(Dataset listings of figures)
---------------
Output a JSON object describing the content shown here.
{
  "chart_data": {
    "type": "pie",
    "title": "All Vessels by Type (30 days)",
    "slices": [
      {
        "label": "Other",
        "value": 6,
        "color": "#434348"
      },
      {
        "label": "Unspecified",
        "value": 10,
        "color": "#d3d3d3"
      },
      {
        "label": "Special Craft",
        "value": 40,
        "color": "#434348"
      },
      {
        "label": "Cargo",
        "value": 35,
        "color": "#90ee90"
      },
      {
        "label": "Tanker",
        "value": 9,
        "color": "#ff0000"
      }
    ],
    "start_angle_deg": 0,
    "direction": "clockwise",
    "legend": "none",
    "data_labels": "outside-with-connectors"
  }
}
---------------
§ **SHORT PROBLEM**: Tally the lines above containing "value". Answer with the count only.

§ **RESPONSE FOR THIS EXERCISE**: 5